* Begin *
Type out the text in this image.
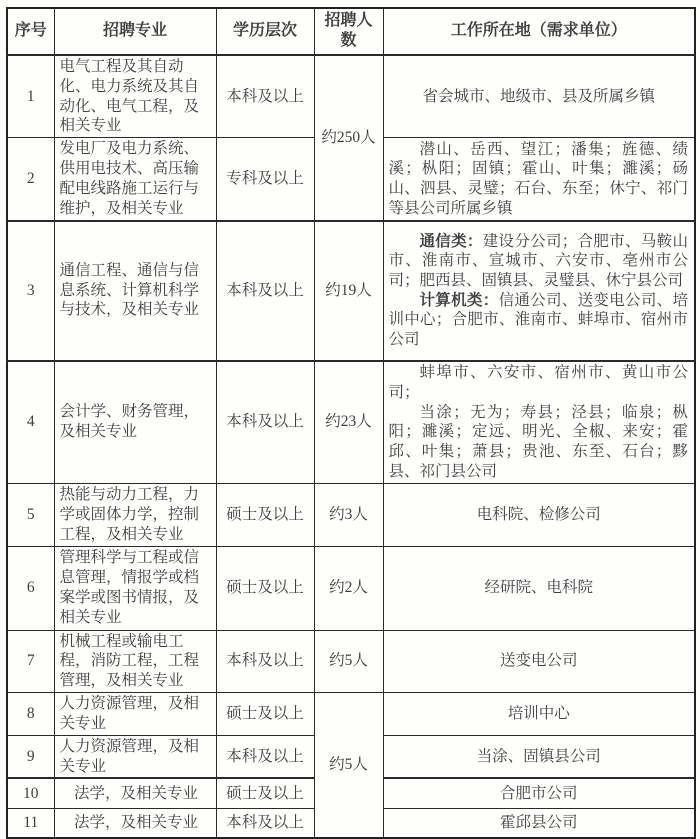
序号	招聘专业	学历层次	招聘人数	工作所在地（需求单位）
1	电气工程及其自动化、电力系统及其自动化、电气工程，及相关专业	本科及以上	约250人	省会城市、地级市、县及所属乡镇
2	发电厂及电力系统、供用电技术、高压输配电线路施工运行与维护，及相关专业	专科及以上		潜山、岳西、望江；潘集；旌德、绩溪；枞阳；固镇；霍山、叶集；濉溪；砀山、泗县、灵璧；石台、东至；休宁、祁门等县公司所属乡镇

3	通信工程、通信与信息系统、计算机科学与技术，及相关专业	本科及以上	约19人	通信类：建设分公司；合肥市、马鞍山市、淮南市、宣城市、六安市、亳州市公司；肥西县、固镇县、灵璧县、休宁县公司

计算机类：信通公司、送变电公司、培训中心；合肥市、淮南市、蚌埠市、宿州市公司

4	会计学、财务管理，及相关专业	本科及以上	约23人	蚌埠市、六安市、宿州市、黄山市公司；

当涂；无为；寿县；泾县；临泉；枞阳；濉溪；定远、明光、全椒、来安；霍邱、叶集；萧县；贵池、东至、石台；黟县、祁门县公司

5	热能与动力工程，力学或固体力学，控制工程，及相关专业	硕士及以上	约3人	电科院、检修公司
6	管理科学与工程或信息管理，情报学或档案学或图书情报，及相关专业	硕士及以上	约2人	经研院、电科院
7	机械工程或输电工程，消防工程，工程管理，及相关专业	本科及以上	约5人	送变电公司
8	人力资源管理，及相关专业	硕士及以上	约5人	培训中心
9	人力资源管理，及相关专业	本科及以上		当涂、固镇县公司
10	法学，及相关专业	硕士及以上		合肥市公司
11	法学，及相关专业	本科及以上		霍邱县公司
* End *
### Exercise
Write the listing above out again exactly, dropping each image.

### Answer to this problem
Type out the text in this image.
序号	招聘专业	学历层次	招聘人数	工作所在地（需求单位）
1	电气工程及其自动化、电力系统及其自动化、电气工程，及相关专业	本科及以上	约250人	省会城市、地级市、县及所属乡镇
2	发电厂及电力系统、供用电技术、高压输配电线路施工运行与维护，及相关专业	专科及以上		潜山、岳西、望江；潘集；旌德、绩溪；枞阳；固镇；霍山、叶集；濉溪；砀山、泗县、灵璧；石台、东至；休宁、祁门等县公司所属乡镇

3	通信工程、通信与信息系统、计算机科学与技术，及相关专业	本科及以上	约19人	通信类：建设分公司；合肥市、马鞍山市、淮南市、宣城市、六安市、亳州市公司；肥西县、固镇县、灵璧县、休宁县公司

计算机类：信通公司、送变电公司、培训中心；合肥市、淮南市、蚌埠市、宿州市公司

4	会计学、财务管理，及相关专业	本科及以上	约23人	蚌埠市、六安市、宿州市、黄山市公司；

当涂；无为；寿县；泾县；临泉；枞阳；濉溪；定远、明光、全椒、来安；霍邱、叶集；萧县；贵池、东至、石台；黟县、祁门县公司

5	热能与动力工程，力学或固体力学，控制工程，及相关专业	硕士及以上	约3人	电科院、检修公司
6	管理科学与工程或信息管理，情报学或档案学或图书情报，及相关专业	硕士及以上	约2人	经研院、电科院
7	机械工程或输电工程，消防工程，工程管理，及相关专业	本科及以上	约5人	送变电公司
8	人力资源管理，及相关专业	硕士及以上	约5人	培训中心
9	人力资源管理，及相关专业	本科及以上		当涂、固镇县公司
10	法学，及相关专业	硕士及以上		合肥市公司
11	法学，及相关专业	本科及以上		霍邱县公司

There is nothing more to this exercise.